» PROMPT A: Could you copy out the article on New England capacity payments in full, word for word?

» QUOTED TEXT:
Check out the Original Article Here in the Union Leader by Dave Solomon

March. 14. 2015 | Dave Solomon

New England electricity customers, already facing the highest rates in the nation, are in store for some real sticker shock over the next four years, as the price paid to power plant owners just for promising to stay online goes through the roof.
The collective cost to ratepayers of securing this “future capacity” has been around $1 billion a year since 2010. That cost holds through 2016. But when 2017 rolls around, it shoots up to $3 billion and in 2018 will hit $4 billion.
Keep in mind, that is money the power plants will get in addition to whatever profit they make from the actual sale of electricity.

The big spike in the size of these so-called “capacity payments” is one of many factors contributing to the decision by Eversource Energy to sell off its PSNH power plants, after years of resisting divestiture. The plants are worth more than ever, just for being there.
“What you are seeing is the cost of insuring our energy supply,” said Emile Clavet, co-owner of ENH Power, which like all energy suppliers pays the capacity charge then passes it along to consumers. “We’re paying for the insurance of knowing we are going to have the capacity to meet a growing demand.”

Pulled both ways

The increase in that insurance is attributed to the fact that the supply of electricity in the region is diminishing as old plants retire and new projects can’t get off the ground, all while energy demand is increasing.

But critics of the process say demand has not increased nearly enough to justify a doubling or tripling of the capacity rates. They point to the fact that the total capacity needed to meet New England’s energy needs has only grown from 32,200 megawatts in 2010 to a projected 34,100 megawatts in 2018.

» PROMPT B: In the entries, from the start through the line containing "data-point-ssa xyxy=(1178,1096,1198,1116)", can you swap "regression-line-americas" for "trend-line-americas" and give that stretch again with nothing else altered?

» STORED DATA:

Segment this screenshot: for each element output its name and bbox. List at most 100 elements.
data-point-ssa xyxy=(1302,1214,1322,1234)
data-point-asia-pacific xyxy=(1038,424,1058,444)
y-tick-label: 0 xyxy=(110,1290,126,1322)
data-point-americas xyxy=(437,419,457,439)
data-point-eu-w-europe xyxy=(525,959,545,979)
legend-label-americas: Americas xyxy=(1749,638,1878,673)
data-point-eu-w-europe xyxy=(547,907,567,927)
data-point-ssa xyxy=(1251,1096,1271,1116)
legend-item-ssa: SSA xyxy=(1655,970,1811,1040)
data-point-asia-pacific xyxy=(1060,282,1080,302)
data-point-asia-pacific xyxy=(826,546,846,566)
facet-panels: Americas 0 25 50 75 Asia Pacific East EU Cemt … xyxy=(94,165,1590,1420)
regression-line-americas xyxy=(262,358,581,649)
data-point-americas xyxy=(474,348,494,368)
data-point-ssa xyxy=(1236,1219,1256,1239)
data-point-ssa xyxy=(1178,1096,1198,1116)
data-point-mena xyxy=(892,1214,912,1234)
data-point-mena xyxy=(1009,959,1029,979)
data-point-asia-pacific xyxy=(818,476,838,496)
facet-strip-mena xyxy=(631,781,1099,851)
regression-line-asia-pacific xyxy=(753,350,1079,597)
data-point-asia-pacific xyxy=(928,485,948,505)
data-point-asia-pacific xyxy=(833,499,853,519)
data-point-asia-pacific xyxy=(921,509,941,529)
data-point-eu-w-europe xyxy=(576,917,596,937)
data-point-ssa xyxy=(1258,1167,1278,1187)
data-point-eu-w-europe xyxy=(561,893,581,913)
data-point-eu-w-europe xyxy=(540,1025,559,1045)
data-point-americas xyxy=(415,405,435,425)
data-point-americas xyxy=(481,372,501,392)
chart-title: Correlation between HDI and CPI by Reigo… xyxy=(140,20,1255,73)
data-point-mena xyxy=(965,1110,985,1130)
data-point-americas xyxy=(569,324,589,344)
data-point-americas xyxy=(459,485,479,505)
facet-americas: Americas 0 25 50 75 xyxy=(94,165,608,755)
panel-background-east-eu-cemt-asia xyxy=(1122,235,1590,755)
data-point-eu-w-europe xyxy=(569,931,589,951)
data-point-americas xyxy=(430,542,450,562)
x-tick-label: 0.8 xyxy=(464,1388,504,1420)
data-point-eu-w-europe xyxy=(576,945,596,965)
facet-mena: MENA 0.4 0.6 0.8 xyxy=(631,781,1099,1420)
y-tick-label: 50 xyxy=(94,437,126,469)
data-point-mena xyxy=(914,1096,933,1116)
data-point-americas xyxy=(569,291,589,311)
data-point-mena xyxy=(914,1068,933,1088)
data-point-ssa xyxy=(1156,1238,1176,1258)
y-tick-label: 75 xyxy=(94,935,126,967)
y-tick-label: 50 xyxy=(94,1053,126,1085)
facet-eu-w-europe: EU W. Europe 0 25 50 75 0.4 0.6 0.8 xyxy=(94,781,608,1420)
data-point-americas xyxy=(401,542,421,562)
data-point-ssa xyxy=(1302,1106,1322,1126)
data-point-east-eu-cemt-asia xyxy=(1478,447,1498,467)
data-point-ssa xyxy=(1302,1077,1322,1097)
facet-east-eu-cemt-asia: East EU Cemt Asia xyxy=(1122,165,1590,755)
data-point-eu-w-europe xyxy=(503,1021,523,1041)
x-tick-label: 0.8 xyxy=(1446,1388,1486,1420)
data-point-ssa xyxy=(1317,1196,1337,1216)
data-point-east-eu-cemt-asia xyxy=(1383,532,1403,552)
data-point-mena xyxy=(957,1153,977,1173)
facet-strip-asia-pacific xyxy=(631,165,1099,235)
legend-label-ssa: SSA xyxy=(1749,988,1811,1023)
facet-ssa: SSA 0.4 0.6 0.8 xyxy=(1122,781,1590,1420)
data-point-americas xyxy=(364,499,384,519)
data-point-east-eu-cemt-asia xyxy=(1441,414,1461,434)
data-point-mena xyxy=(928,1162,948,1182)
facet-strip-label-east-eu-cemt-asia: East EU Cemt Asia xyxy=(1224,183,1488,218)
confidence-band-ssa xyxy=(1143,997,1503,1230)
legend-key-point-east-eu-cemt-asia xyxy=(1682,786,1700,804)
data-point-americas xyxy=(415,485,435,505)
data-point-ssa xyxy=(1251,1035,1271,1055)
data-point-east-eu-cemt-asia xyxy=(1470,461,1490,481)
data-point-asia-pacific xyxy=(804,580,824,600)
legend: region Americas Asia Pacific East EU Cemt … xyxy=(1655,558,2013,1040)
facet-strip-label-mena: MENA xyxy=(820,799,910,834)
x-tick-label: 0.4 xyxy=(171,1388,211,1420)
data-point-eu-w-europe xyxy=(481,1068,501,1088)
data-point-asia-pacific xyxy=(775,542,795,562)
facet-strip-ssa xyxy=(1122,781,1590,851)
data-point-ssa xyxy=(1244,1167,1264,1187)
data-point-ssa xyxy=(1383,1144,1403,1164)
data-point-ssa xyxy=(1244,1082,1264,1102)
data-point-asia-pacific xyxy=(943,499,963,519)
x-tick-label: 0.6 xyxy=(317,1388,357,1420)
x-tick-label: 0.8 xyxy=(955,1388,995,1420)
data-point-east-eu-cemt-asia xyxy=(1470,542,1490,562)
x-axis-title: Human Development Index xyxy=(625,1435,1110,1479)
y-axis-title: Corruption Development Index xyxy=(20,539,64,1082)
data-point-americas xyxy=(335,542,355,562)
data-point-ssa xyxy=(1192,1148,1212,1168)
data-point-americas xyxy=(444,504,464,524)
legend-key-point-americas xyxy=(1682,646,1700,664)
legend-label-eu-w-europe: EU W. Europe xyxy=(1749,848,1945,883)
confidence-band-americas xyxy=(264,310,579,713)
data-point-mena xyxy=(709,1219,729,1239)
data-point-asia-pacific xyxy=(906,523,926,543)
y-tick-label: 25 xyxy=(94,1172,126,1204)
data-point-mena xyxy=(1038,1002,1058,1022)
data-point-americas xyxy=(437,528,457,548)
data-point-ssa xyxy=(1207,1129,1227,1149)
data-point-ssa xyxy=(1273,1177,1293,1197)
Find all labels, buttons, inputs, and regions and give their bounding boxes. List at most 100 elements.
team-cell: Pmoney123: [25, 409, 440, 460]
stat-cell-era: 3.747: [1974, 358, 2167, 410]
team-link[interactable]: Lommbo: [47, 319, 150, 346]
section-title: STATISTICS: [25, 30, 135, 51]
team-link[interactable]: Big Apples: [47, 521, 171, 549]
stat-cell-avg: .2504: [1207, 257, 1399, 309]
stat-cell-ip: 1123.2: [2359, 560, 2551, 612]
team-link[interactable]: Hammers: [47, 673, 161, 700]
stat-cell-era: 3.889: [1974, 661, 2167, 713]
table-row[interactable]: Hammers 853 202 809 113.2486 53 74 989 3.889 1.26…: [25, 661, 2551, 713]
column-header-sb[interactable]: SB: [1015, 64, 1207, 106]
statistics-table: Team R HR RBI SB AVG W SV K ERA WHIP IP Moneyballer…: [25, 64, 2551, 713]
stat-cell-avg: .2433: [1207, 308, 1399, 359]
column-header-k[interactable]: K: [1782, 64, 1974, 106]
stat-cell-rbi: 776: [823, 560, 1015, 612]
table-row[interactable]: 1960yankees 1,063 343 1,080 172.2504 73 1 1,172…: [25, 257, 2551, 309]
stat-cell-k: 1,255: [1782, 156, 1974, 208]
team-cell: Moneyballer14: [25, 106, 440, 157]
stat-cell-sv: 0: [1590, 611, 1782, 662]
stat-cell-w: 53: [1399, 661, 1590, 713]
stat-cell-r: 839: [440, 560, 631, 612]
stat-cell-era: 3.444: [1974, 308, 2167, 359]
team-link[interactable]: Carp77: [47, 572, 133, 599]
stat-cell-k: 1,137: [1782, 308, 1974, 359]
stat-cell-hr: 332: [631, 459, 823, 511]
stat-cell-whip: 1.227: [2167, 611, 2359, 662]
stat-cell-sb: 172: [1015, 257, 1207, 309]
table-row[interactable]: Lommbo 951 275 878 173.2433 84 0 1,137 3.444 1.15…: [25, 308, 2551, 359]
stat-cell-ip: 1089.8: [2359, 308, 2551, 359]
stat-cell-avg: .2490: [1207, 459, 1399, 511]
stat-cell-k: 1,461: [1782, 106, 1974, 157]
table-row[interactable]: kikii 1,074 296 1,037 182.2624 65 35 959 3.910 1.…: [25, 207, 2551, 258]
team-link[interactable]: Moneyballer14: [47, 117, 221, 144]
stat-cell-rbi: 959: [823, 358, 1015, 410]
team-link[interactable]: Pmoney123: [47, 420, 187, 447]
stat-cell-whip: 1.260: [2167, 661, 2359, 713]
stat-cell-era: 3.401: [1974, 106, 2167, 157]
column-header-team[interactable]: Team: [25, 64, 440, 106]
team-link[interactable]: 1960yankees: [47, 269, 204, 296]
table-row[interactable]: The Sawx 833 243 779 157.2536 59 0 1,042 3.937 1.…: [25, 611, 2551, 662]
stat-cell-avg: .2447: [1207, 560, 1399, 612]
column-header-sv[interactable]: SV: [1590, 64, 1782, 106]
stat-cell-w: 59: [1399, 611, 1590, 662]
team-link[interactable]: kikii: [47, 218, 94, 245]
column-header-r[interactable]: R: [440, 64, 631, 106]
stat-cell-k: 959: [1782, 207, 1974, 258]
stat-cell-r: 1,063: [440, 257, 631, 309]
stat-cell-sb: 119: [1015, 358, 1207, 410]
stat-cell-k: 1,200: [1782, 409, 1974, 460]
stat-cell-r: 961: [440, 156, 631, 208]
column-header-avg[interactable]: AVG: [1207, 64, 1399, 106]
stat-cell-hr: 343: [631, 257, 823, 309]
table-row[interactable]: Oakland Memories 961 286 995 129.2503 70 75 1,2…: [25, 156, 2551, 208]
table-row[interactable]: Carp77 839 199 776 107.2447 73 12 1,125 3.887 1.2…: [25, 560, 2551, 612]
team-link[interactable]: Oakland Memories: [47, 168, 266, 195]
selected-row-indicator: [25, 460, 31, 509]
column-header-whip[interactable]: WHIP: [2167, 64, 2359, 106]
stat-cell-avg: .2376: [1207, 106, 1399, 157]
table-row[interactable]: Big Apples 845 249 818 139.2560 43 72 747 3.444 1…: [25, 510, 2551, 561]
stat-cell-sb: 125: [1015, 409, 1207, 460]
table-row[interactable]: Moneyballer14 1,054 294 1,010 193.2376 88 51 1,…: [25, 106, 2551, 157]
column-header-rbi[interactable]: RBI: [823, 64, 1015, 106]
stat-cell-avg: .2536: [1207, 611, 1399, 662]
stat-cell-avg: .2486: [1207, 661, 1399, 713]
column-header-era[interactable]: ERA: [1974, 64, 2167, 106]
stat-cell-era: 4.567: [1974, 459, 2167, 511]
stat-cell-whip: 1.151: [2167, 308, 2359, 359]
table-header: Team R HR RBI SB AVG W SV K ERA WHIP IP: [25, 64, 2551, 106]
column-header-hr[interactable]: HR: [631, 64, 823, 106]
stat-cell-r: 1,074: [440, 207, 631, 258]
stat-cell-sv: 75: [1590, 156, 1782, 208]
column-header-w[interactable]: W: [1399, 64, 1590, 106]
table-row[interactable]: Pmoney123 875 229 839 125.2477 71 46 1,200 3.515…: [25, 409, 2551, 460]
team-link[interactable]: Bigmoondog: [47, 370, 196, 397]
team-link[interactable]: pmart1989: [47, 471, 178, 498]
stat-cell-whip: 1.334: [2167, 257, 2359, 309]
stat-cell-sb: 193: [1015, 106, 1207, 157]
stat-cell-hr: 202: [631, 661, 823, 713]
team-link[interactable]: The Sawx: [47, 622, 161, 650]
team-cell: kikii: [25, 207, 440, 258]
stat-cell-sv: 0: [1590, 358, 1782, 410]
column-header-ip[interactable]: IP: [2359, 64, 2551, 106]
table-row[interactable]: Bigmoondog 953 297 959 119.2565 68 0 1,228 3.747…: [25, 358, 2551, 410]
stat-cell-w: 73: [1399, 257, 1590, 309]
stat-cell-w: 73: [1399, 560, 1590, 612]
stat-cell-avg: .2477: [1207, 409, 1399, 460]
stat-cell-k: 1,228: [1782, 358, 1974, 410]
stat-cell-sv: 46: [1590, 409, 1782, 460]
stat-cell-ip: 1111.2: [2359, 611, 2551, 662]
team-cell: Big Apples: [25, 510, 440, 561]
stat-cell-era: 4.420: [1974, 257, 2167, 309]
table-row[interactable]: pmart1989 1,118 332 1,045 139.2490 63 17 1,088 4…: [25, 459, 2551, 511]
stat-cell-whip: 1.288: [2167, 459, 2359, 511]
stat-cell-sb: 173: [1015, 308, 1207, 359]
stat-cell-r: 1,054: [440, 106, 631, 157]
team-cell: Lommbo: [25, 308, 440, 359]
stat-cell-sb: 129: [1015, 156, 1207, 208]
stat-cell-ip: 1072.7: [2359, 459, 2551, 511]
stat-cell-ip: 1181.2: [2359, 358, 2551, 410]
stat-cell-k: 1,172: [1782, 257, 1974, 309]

» COMPLETE ANSWER A:
Check out the Original Article Here in the Union Leader by Dave Solomon

March. 14. 2015 | Dave Solomon

New England electricity customers, already facing the highest rates in the nation, are in store for some real sticker shock over the next four years, as the price paid to power plant owners just for promising to stay online goes through the roof.
The collective cost to ratepayers of securing this “future capacity” has been around $1 billion a year since 2010. That cost holds through 2016. But when 2017 rolls around, it shoots up to $3 billion and in 2018 will hit $4 billion.
Keep in mind, that is money the power plants will get in addition to whatever profit they make from the actual sale of electricity.

The big spike in the size of these so-called “capacity payments” is one of many factors contributing to the decision by Eversource Energy to sell off its PSNH power plants, after years of resisting divestiture. The plants are worth more than ever, just for being there.
“What you are seeing is the cost of insuring our energy supply,” said Emile Clavet, co-owner of ENH Power, which like all energy suppliers pays the capacity charge then passes it along to consumers. “We’re paying for the insurance of knowing we are going to have the capacity to meet a growing demand.”

Pulled both ways

The increase in that insurance is attributed to the fact that the supply of electricity in the region is diminishing as old plants retire and new projects can’t get off the ground, all while energy demand is increasing.

But critics of the process say demand has not increased nearly enough to justify a doubling or tripling of the capacity rates. They point to the fact that the total capacity needed to meet New England’s energy needs has only grown from 32,200 megawatts in 2010 to a projected 34,100 megawatts in 2018.

» COMPLETE ANSWER B:
Segment this screenshot: for each element output its name and bbox. List at most 100 elements.
data-point-ssa xyxy=(1302,1214,1322,1234)
data-point-asia-pacific xyxy=(1038,424,1058,444)
y-tick-label: 0 xyxy=(110,1290,126,1322)
data-point-americas xyxy=(437,419,457,439)
data-point-eu-w-europe xyxy=(525,959,545,979)
legend-label-americas: Americas xyxy=(1749,638,1878,673)
data-point-eu-w-europe xyxy=(547,907,567,927)
data-point-ssa xyxy=(1251,1096,1271,1116)
legend-item-ssa: SSA xyxy=(1655,970,1811,1040)
data-point-asia-pacific xyxy=(1060,282,1080,302)
data-point-asia-pacific xyxy=(826,546,846,566)
facet-panels: Americas 0 25 50 75 Asia Pacific East EU Cemt … xyxy=(94,165,1590,1420)
trend-line-americas xyxy=(262,358,581,649)
data-point-americas xyxy=(474,348,494,368)
data-point-ssa xyxy=(1236,1219,1256,1239)
data-point-ssa xyxy=(1178,1096,1198,1116)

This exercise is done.